[Task to carry out] Put each line of the entries below into a Markdown table with the columns Row and Entry line. Skip blank lines and leave out the pictures.

[Task data]
** begin **

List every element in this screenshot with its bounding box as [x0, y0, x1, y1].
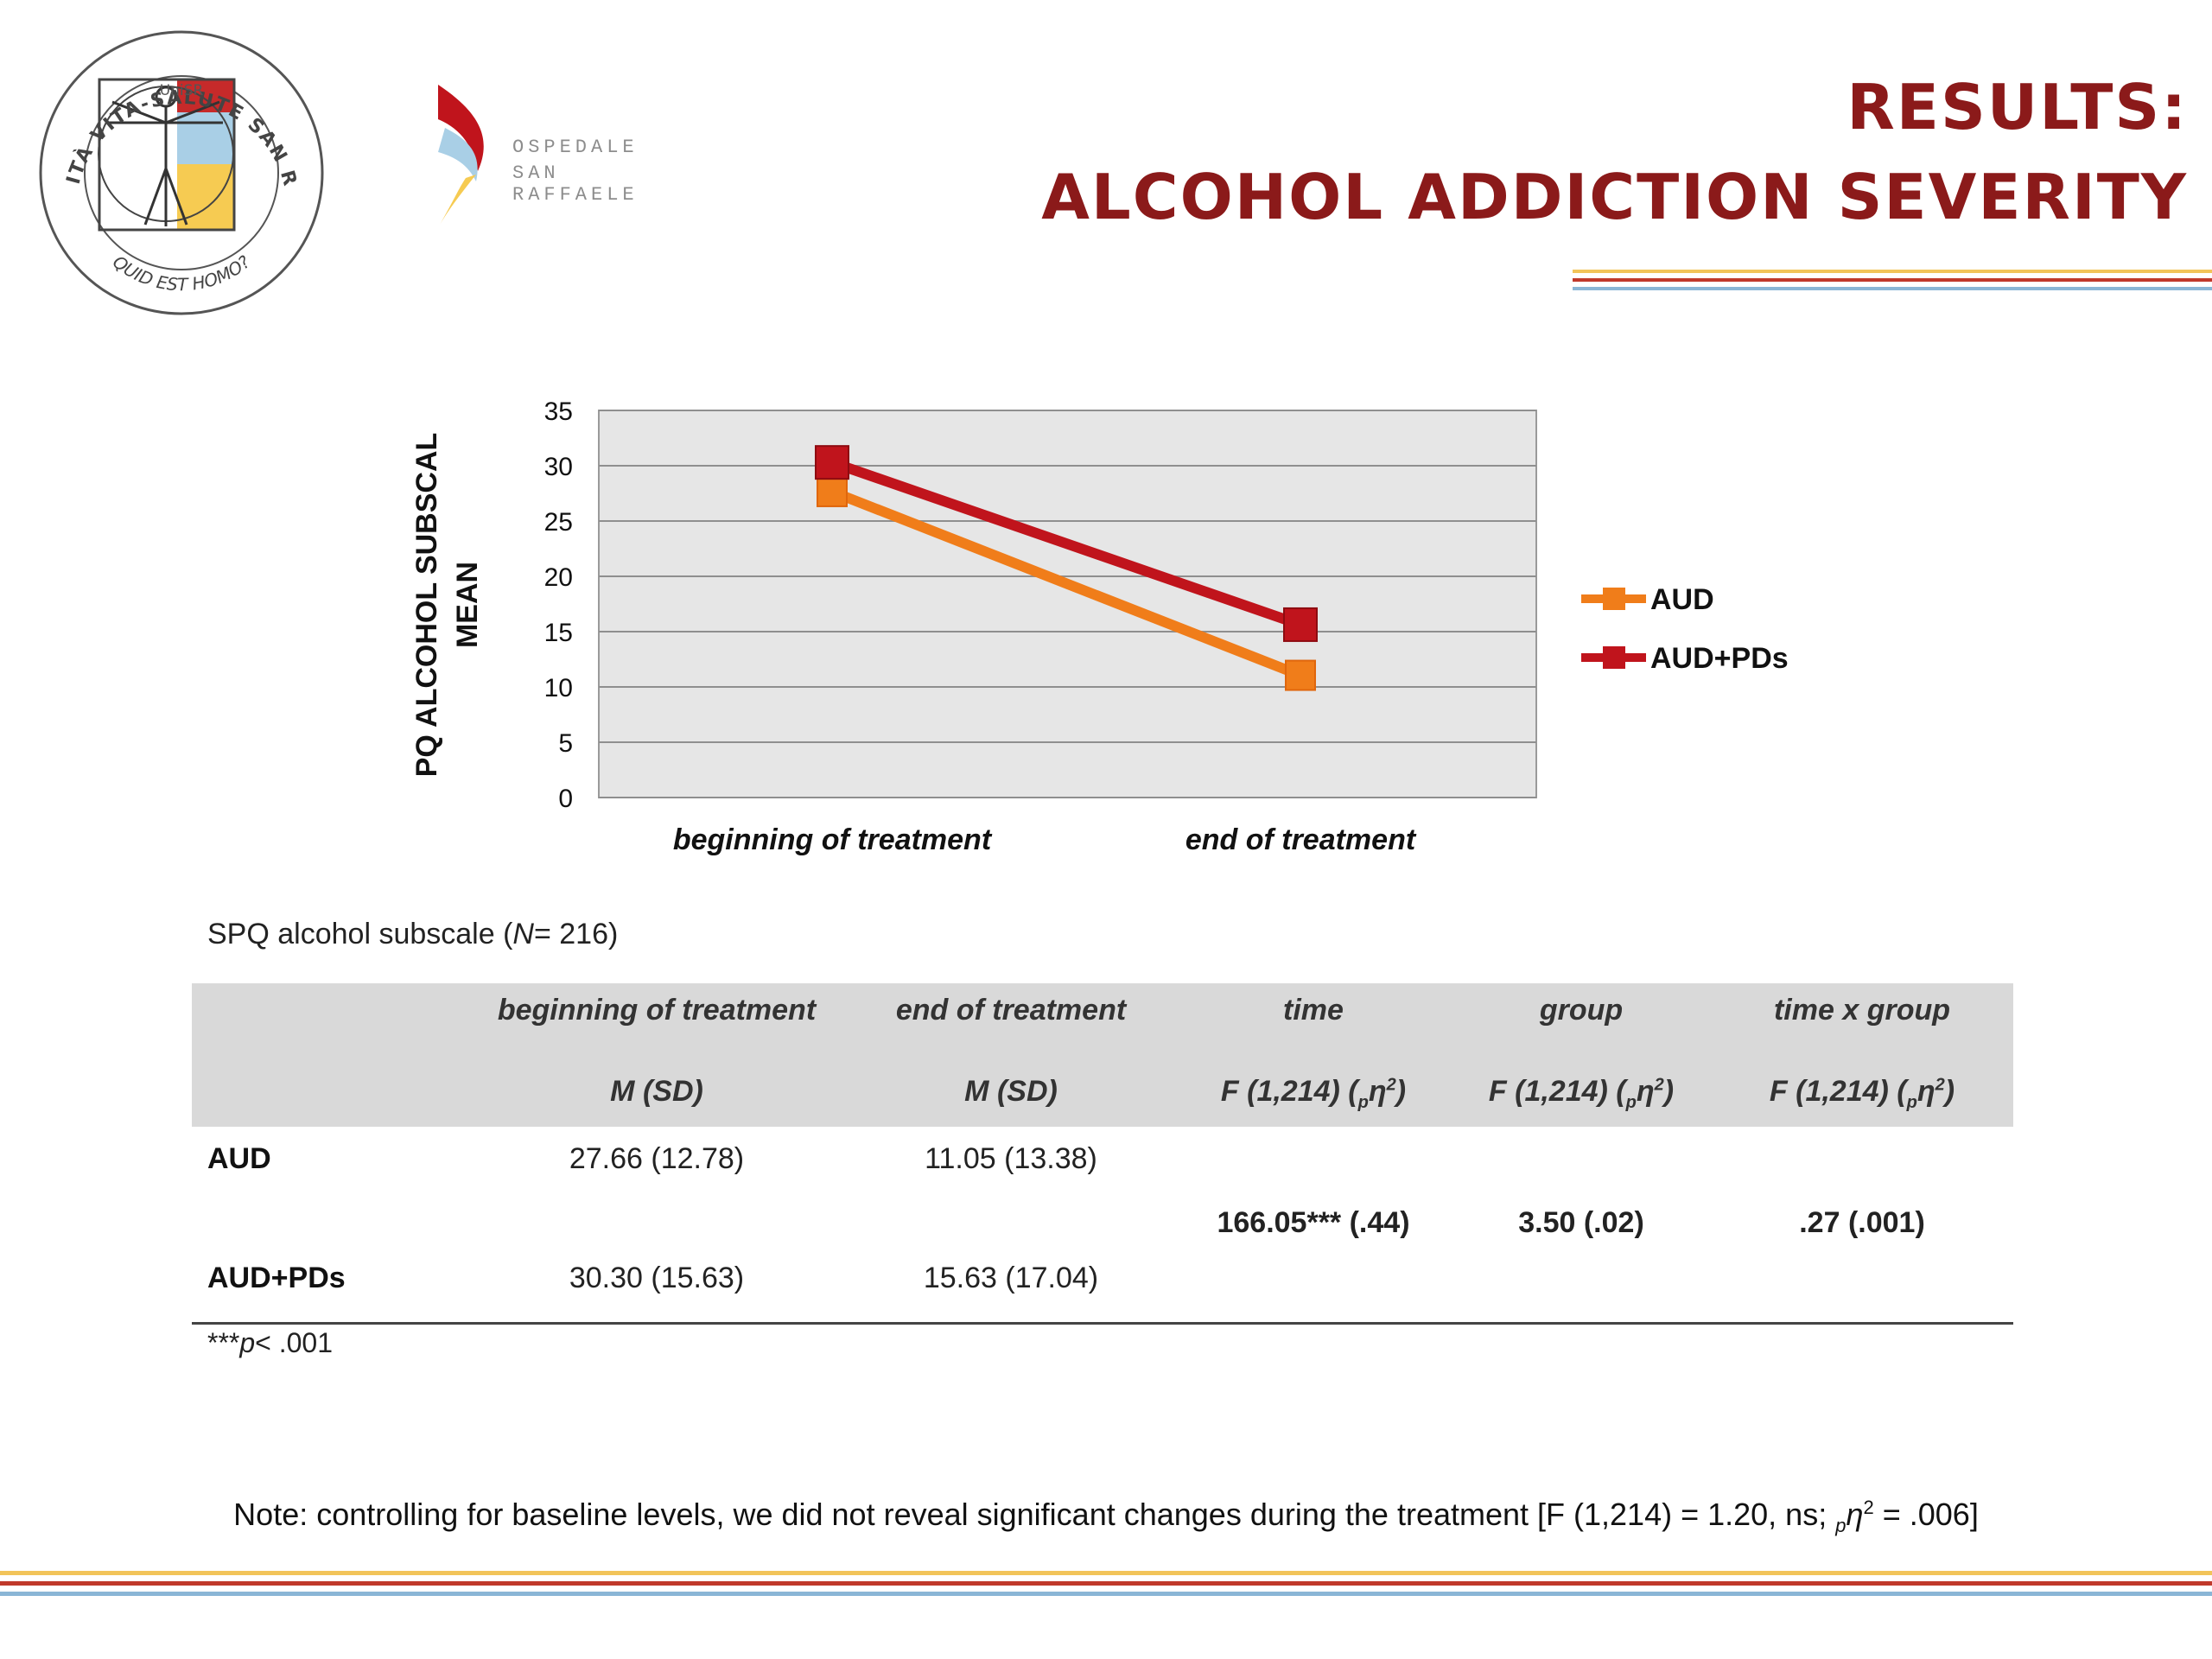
th-sub-msd-1: M (SD): [610, 1075, 703, 1108]
cell-stat-time: 166.05*** (.44): [1217, 1206, 1410, 1239]
data-point-aud-0: [817, 475, 848, 507]
bottom-stripe-red: [0, 1581, 2212, 1586]
note-sub: p: [1835, 1515, 1847, 1537]
legend-swatch-marker: [1603, 646, 1625, 669]
th-sub-f-interaction: F (1,214) (pη2): [1728, 1075, 1996, 1113]
plot-area: [598, 410, 1537, 798]
f-sub: p: [1625, 1092, 1637, 1112]
f-sub: p: [1906, 1092, 1917, 1112]
series-line-aud-pds: [830, 457, 1302, 630]
table-header: [192, 983, 2013, 1127]
caption-suffix: = 216): [533, 918, 619, 950]
top-stripe-yellow: [1573, 270, 2212, 273]
table-footnote: ***p< .001: [207, 1327, 333, 1359]
caption-prefix: SPQ alcohol subscale (: [207, 918, 513, 950]
th-end: end of treatment: [895, 994, 1127, 1027]
analysis-note: Note: controlling for baseline levels, w…: [0, 1497, 2212, 1537]
th-sub-msd-2: M (SD): [964, 1075, 1058, 1108]
f-eta: η: [1368, 1075, 1387, 1108]
cell-aud-beginning: 27.66 (12.78): [569, 1142, 745, 1175]
f-prefix: F (1,214) (: [1220, 1075, 1358, 1108]
table-bottom-rule: [192, 1322, 2013, 1325]
cell-audpds-beginning: 30.30 (15.63): [569, 1262, 745, 1294]
f-suffix: ): [1663, 1075, 1675, 1108]
series-line-aud: [830, 486, 1303, 681]
line-chart: 0 5 10 15 20 25 30 35 beginning of treatment end…: [544, 397, 1789, 856]
top-stripe-red: [1573, 278, 2212, 282]
ospedale-line1: OSPEDALE: [512, 137, 639, 158]
slide-title-line2: ALCOHOL ADDICTION SEVERITY: [1041, 161, 2188, 233]
th-beginning: beginning of treatment: [497, 994, 817, 1027]
legend-label: AUD+PDs: [1650, 642, 1789, 675]
data-point-aud-1: [1285, 659, 1316, 691]
legend-swatch-marker: [1603, 588, 1625, 610]
y-axis-label-line1: SPQ ALCOHOL SUBSCALE: [410, 432, 443, 778]
f-sup: 2: [1935, 1075, 1945, 1095]
note-eta: η: [1846, 1497, 1864, 1532]
y-tick-label: 35: [544, 397, 573, 426]
unisr-inner-text: UniSR: [160, 82, 204, 99]
cell-audpds-end: 15.63 (17.04): [923, 1262, 1099, 1294]
x-tick-label: end of treatment: [1185, 823, 1417, 856]
y-tick-label: 15: [544, 619, 573, 647]
row-label-aud: AUD: [207, 1142, 271, 1175]
ospedale-ribbon-icon: [438, 85, 484, 225]
vitruvian-figure-icon: [109, 86, 223, 226]
x-tick-label: beginning of treatment: [673, 823, 993, 856]
cell-stat-group: 3.50 (.02): [1518, 1206, 1644, 1239]
f-sub: p: [1357, 1092, 1369, 1112]
caption-n: N: [512, 918, 534, 950]
f-suffix: ): [1944, 1075, 1955, 1108]
f-eta: η: [1636, 1075, 1655, 1108]
note-text: Note: controlling for baseline levels, w…: [233, 1497, 1836, 1532]
table-caption: SPQ alcohol subscale (N= 216): [207, 918, 618, 951]
th-group: group: [1539, 994, 1624, 1027]
data-point-aud-pds-1: [1283, 607, 1318, 642]
unisr-logo: UNIVERSITÀ VITA-SALUTE SAN RAFFAELE QUID…: [35, 26, 324, 315]
slide-title-line1: RESULTS:: [1847, 71, 2188, 143]
f-sup: 2: [1654, 1075, 1664, 1095]
note-end: = .006]: [1873, 1497, 1979, 1532]
ospedale-line2: SAN RAFFAELE: [512, 162, 639, 206]
y-tick-label: 0: [558, 785, 573, 813]
bottom-stripe-blue: [0, 1592, 2212, 1596]
th-sub-f-time: F (1,214) (pη2): [1184, 1075, 1443, 1113]
footnote-p: p: [239, 1327, 256, 1358]
footnote-rest: < .001: [255, 1327, 334, 1358]
row-label-aud-pds: AUD+PDs: [207, 1262, 346, 1294]
data-point-aud-pds-0: [815, 445, 849, 480]
footnote-stars: ***: [207, 1327, 240, 1358]
y-tick-label: 30: [544, 453, 573, 481]
y-tick-label: 5: [558, 729, 573, 758]
th-time-x-group: time x group: [1773, 994, 1951, 1027]
top-stripe-blue: [1573, 287, 2212, 290]
f-prefix: F (1,214) (: [1769, 1075, 1907, 1108]
y-tick-label: 20: [544, 563, 573, 592]
f-sup: 2: [1386, 1075, 1396, 1095]
th-time: time: [1283, 994, 1344, 1027]
y-tick-label: 10: [544, 674, 573, 702]
y-axis-label-line2: MEAN: [451, 562, 484, 648]
f-prefix: F (1,214) (: [1488, 1075, 1626, 1108]
cell-aud-end: 11.05 (13.38): [925, 1142, 1097, 1175]
note-sup: 2: [1863, 1497, 1874, 1518]
y-axis-label: SPQ ALCOHOL SUBSCALE MEAN: [410, 432, 484, 778]
cell-stat-interaction: .27 (.001): [1799, 1206, 1925, 1239]
f-eta: η: [1916, 1075, 1936, 1108]
y-tick-label: 25: [544, 508, 573, 537]
ospedale-logo: OSPEDALE SAN RAFFAELE: [428, 78, 687, 233]
legend-label: AUD: [1650, 583, 1714, 616]
bottom-stripe-yellow: [0, 1571, 2212, 1575]
th-sub-f-group: F (1,214) (pη2): [1452, 1075, 1711, 1113]
f-suffix: ): [1395, 1075, 1407, 1108]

** end **

[Result of the exercise]
| Row | Entry line |
|---|---|
| 1 | List every element in this screenshot with its bounding box as [x0, y0, x1, y1]. |
| 2 | th-sub-msd-1: M (SD): [610, 1075, 703, 1108] |
| 3 | cell-stat-time: 166.05*** (.44): [1217, 1206, 1410, 1239] |
| 4 | data-point-aud-0: [817, 475, 848, 507] |
| 5 | bottom-stripe-red: [0, 1581, 2212, 1586] |
| 6 | note-sub: p: [1835, 1515, 1847, 1537] |
| 7 | legend-swatch-marker: [1603, 646, 1625, 669] |
| 8 | th-sub-f-interaction: F (1,214) (pη2): [1728, 1075, 1996, 1113] |
| 9 | plot-area: [598, 410, 1537, 798] |
| 10 | f-sub: p: [1625, 1092, 1637, 1112] |
| 11 | f-sub: p: [1906, 1092, 1917, 1112] |
| 12 | series-line-aud-pds: [830, 457, 1302, 630] |
| 13 | table-header: [192, 983, 2013, 1127] |
| 14 | caption-suffix: = 216): [533, 918, 619, 950] |
| 15 | top-stripe-yellow: [1573, 270, 2212, 273] |
| 16 | table-footnote: ***p< .001: [207, 1327, 333, 1359] |
| 17 | caption-prefix: SPQ alcohol subscale (: [207, 918, 513, 950] |
| 18 | th-end: end of treatment: [895, 994, 1127, 1027] |
| 19 | analysis-note: Note: controlling for baseline levels, w…: [0, 1497, 2212, 1537] |
| 20 | th-sub-msd-2: M (SD): [964, 1075, 1058, 1108] |
| 21 | f-eta: η: [1368, 1075, 1387, 1108] |
| 22 | cell-aud-beginning: 27.66 (12.78): [569, 1142, 745, 1175] |
| 23 | f-prefix: F (1,214) (: [1220, 1075, 1358, 1108] |
| 24 | table-bottom-rule: [192, 1322, 2013, 1325] |
| 25 | cell-audpds-beginning: 30.30 (15.63): [569, 1262, 745, 1294] |
| 26 | f-suffix: ): [1663, 1075, 1675, 1108] |
| 27 | series-line-aud: [830, 486, 1303, 681] |
| 28 | line-chart: 0 5 10 15 20 25 30 35 beginning of treatment end…: [544, 397, 1789, 856] |
| 29 | top-stripe-red: [1573, 278, 2212, 282] |
| 30 | ospedale-line1: OSPEDALE: [512, 137, 639, 158] |
| 31 | slide-title-line2: ALCOHOL ADDICTION SEVERITY: [1041, 161, 2188, 233] |
| 32 | th-beginning: beginning of treatment: [497, 994, 817, 1027] |
| 33 | legend-label: AUD+PDs: [1650, 642, 1789, 675] |
| 34 | data-point-aud-1: [1285, 659, 1316, 691] |
| 35 | legend-swatch-marker: [1603, 588, 1625, 610] |
| 36 | y-axis-label-line1: SPQ ALCOHOL SUBSCALE: [410, 432, 443, 778] |
| 37 | f-sup: 2: [1935, 1075, 1945, 1095] |
| 38 | note-eta: η: [1846, 1497, 1864, 1532] |
| 39 | y-tick-label: 35: [544, 397, 573, 426] |
| 40 | unisr-inner-text: UniSR: [160, 82, 204, 99] |
| 41 | cell-audpds-end: 15.63 (17.04): [923, 1262, 1099, 1294] |
| 42 | x-tick-label: end of treatment: [1185, 823, 1417, 856] |
| 43 | y-tick-label: 15: [544, 619, 573, 647] |
| 44 | row-label-aud: AUD: [207, 1142, 271, 1175] |
| 45 | ospedale-ribbon-icon: [438, 85, 484, 225] |
| 46 | vitruvian-figure-icon: [109, 86, 223, 226] |
| 47 | x-tick-label: beginning of treatment: [673, 823, 993, 856] |
| 48 | cell-stat-group: 3.50 (.02): [1518, 1206, 1644, 1239] |
| 49 | f-sub: p: [1357, 1092, 1369, 1112] |
| 50 | caption-n: N: [512, 918, 534, 950] |
| 51 | f-suffix: ): [1944, 1075, 1955, 1108] |
| 52 | f-eta: η: [1636, 1075, 1655, 1108] |
| 53 | note-text: Note: controlling for baseline levels, w…: [233, 1497, 1836, 1532] |
| 54 | table-caption: SPQ alcohol subscale (N= 216): [207, 918, 618, 951] |
| 55 | th-group: group: [1539, 994, 1624, 1027] |
| 56 | data-point-aud-pds-1: [1283, 607, 1318, 642] |
| 57 | unisr-logo: UNIVERSITÀ VITA-SALUTE SAN RAFFAELE QUID…: [35, 26, 324, 315] |
| 58 | slide-title-line1: RESULTS:: [1847, 71, 2188, 143] |
| 59 | f-sup: 2: [1654, 1075, 1664, 1095] |
| 60 | note-end: = .006]: [1873, 1497, 1979, 1532] |
| 61 | ospedale-line2: SAN RAFFAELE: [512, 162, 639, 206] |
| 62 | y-tick-label: 0: [558, 785, 573, 813] |
| 63 | bottom-stripe-blue: [0, 1592, 2212, 1596] |
| 64 | th-sub-f-time: F (1,214) (pη2): [1184, 1075, 1443, 1113] |
| 65 | footnote-p: p: [239, 1327, 256, 1358] |
| 66 | footnote-rest: < .001: [255, 1327, 334, 1358] |
| 67 | row-label-aud-pds: AUD+PDs: [207, 1262, 346, 1294] |
| 68 | data-point-aud-pds-0: [815, 445, 849, 480] |
| 69 | footnote-stars: ***: [207, 1327, 240, 1358] |
| 70 | y-tick-label: 30: [544, 453, 573, 481] |
| 71 | y-tick-label: 5: [558, 729, 573, 758] |
| 72 | th-time-x-group: time x group: [1773, 994, 1951, 1027] |
| 73 | top-stripe-blue: [1573, 287, 2212, 290] |
| 74 | f-prefix: F (1,214) (: [1769, 1075, 1907, 1108] |
| 75 | y-tick-label: 20: [544, 563, 573, 592] |
| 76 | f-sup: 2: [1386, 1075, 1396, 1095] |
| 77 | th-time: time: [1283, 994, 1344, 1027] |
| 78 | y-tick-label: 10: [544, 674, 573, 702] |
| 79 | y-axis-label-line2: MEAN: [451, 562, 484, 648] |
| 80 | f-prefix: F (1,214) (: [1488, 1075, 1626, 1108] |
| 81 | cell-aud-end: 11.05 (13.38): [925, 1142, 1097, 1175] |
| 82 | note-sup: 2: [1863, 1497, 1874, 1518] |
| 83 | y-axis-label: SPQ ALCOHOL SUBSCALE MEAN: [410, 432, 484, 778] |
| 84 | cell-stat-interaction: .27 (.001): [1799, 1206, 1925, 1239] |
| 85 | f-eta: η: [1916, 1075, 1936, 1108] |
| 86 | y-tick-label: 25: [544, 508, 573, 537] |
| 87 | ospedale-logo: OSPEDALE SAN RAFFAELE: [428, 78, 687, 233] |
| 88 | legend-label: AUD: [1650, 583, 1714, 616] |
| 89 | bottom-stripe-yellow: [0, 1571, 2212, 1575] |
| 90 | th-sub-f-group: F (1,214) (pη2): [1452, 1075, 1711, 1113] |
| 91 | f-suffix: ): [1395, 1075, 1407, 1108] |